* _SUPPLIED MATERIAL_:
######

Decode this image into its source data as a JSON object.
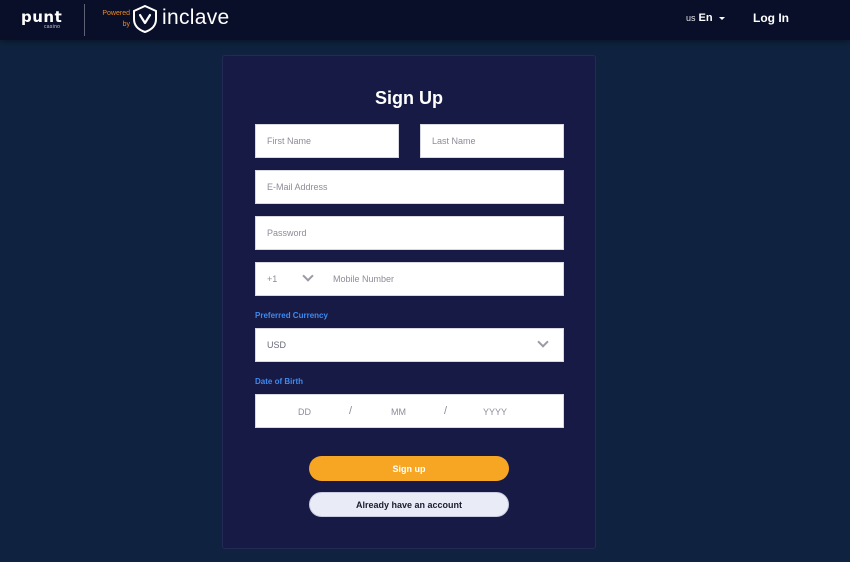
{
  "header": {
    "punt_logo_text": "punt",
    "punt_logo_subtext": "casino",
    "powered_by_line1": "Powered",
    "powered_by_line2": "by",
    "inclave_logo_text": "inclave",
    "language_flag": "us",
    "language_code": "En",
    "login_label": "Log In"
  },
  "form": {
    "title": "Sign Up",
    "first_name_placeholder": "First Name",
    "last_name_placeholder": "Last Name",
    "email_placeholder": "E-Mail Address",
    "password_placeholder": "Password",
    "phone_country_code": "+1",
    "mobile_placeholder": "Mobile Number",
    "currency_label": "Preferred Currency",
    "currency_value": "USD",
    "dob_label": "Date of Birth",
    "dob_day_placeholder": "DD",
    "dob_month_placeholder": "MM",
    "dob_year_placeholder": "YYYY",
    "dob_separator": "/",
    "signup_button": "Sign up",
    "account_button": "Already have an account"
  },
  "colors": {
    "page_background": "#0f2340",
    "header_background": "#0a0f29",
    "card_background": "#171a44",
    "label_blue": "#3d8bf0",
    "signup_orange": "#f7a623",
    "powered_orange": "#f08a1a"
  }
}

######

Could you repeat all of the material exactly? Pictures should not be copied.

* _OUTPUT_:
Decode this image into its source data as a JSON object.
{
  "header": {
    "punt_logo_text": "punt",
    "punt_logo_subtext": "casino",
    "powered_by_line1": "Powered",
    "powered_by_line2": "by",
    "inclave_logo_text": "inclave",
    "language_flag": "us",
    "language_code": "En",
    "login_label": "Log In"
  },
  "form": {
    "title": "Sign Up",
    "first_name_placeholder": "First Name",
    "last_name_placeholder": "Last Name",
    "email_placeholder": "E-Mail Address",
    "password_placeholder": "Password",
    "phone_country_code": "+1",
    "mobile_placeholder": "Mobile Number",
    "currency_label": "Preferred Currency",
    "currency_value": "USD",
    "dob_label": "Date of Birth",
    "dob_day_placeholder": "DD",
    "dob_month_placeholder": "MM",
    "dob_year_placeholder": "YYYY",
    "dob_separator": "/",
    "signup_button": "Sign up",
    "account_button": "Already have an account"
  },
  "colors": {
    "page_background": "#0f2340",
    "header_background": "#0a0f29",
    "card_background": "#171a44",
    "label_blue": "#3d8bf0",
    "signup_orange": "#f7a623",
    "powered_orange": "#f08a1a"
  }
}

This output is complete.